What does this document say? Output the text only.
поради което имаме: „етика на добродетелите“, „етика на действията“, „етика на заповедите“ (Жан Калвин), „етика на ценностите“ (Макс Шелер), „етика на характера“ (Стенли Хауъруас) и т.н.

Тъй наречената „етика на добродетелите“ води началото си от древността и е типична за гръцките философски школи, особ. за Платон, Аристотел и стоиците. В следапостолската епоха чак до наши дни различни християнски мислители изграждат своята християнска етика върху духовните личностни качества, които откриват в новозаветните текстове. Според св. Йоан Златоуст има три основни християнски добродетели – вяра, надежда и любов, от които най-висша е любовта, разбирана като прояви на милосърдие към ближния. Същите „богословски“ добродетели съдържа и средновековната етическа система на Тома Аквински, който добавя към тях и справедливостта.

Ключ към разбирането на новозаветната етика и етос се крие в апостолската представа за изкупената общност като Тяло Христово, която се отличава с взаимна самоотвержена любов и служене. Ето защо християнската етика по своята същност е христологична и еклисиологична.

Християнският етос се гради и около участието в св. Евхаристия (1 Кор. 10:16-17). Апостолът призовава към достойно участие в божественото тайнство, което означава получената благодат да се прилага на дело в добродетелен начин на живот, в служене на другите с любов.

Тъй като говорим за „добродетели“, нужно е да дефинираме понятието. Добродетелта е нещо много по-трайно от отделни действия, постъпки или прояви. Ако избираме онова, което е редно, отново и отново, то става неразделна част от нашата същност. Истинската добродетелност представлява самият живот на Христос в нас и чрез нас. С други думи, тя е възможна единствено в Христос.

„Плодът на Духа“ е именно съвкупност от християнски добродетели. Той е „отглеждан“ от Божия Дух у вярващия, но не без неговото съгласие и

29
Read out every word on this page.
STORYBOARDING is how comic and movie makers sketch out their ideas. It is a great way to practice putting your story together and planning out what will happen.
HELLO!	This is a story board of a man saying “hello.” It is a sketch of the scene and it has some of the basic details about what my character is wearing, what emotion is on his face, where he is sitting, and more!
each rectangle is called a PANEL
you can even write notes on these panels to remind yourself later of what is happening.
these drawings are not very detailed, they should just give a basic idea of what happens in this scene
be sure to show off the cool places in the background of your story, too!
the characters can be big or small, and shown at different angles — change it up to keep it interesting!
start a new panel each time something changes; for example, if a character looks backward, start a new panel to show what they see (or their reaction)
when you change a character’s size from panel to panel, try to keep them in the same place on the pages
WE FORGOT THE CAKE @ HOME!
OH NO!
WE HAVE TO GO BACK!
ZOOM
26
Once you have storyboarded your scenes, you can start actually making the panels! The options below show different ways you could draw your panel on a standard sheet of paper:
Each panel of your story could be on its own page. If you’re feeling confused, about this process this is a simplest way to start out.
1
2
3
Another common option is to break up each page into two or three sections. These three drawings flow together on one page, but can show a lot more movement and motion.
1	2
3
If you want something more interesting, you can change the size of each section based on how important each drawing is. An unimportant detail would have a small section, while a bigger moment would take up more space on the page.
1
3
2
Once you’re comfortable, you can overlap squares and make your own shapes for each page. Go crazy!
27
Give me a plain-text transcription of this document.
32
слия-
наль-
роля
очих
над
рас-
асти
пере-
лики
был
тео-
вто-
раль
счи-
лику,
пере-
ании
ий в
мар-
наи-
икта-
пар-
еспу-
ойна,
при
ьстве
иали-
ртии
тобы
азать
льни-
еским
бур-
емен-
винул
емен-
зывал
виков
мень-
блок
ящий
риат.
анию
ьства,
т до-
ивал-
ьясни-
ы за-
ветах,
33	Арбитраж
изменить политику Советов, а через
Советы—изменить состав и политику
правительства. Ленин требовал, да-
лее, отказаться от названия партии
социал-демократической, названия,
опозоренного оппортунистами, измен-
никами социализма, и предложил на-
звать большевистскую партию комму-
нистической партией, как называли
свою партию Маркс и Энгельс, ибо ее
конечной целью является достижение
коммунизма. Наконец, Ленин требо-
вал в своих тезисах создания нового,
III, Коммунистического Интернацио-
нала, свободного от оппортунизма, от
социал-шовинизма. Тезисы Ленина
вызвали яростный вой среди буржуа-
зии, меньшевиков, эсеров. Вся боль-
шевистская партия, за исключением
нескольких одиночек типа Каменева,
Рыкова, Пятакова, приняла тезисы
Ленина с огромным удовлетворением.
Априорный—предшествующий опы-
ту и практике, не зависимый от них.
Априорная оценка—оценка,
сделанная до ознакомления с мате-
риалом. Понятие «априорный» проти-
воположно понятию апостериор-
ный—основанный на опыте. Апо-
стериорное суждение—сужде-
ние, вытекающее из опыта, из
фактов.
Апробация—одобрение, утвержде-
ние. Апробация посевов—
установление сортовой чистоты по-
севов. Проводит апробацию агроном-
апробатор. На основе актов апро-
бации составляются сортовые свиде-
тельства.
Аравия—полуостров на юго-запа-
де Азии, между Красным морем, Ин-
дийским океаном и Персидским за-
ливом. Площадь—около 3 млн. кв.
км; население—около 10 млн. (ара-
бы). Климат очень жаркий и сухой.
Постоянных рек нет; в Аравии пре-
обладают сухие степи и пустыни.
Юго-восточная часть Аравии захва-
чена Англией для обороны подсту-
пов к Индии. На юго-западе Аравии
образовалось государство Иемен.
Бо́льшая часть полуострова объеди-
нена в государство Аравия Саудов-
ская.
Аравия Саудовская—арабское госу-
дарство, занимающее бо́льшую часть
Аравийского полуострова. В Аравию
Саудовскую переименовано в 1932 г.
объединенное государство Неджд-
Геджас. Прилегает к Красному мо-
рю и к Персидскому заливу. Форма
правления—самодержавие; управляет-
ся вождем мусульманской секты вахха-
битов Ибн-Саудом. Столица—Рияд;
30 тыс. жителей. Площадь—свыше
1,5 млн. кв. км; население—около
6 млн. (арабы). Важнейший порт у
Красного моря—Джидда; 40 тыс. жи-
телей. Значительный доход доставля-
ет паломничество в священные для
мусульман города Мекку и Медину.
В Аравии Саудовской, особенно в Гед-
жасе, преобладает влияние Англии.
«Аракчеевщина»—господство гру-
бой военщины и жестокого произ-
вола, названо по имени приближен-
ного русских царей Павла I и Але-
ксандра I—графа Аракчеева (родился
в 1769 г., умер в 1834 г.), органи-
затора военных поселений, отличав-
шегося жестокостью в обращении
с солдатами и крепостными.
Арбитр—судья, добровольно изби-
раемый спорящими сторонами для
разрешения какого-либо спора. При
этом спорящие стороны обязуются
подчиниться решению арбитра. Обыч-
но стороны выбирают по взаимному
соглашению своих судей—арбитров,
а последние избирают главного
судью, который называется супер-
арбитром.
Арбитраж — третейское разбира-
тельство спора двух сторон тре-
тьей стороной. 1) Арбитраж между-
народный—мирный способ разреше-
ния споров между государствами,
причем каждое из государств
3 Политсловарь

******

## What this task involves:
Tally up the lines of the listing containing the word "different". Give only the total.

## Response below:
2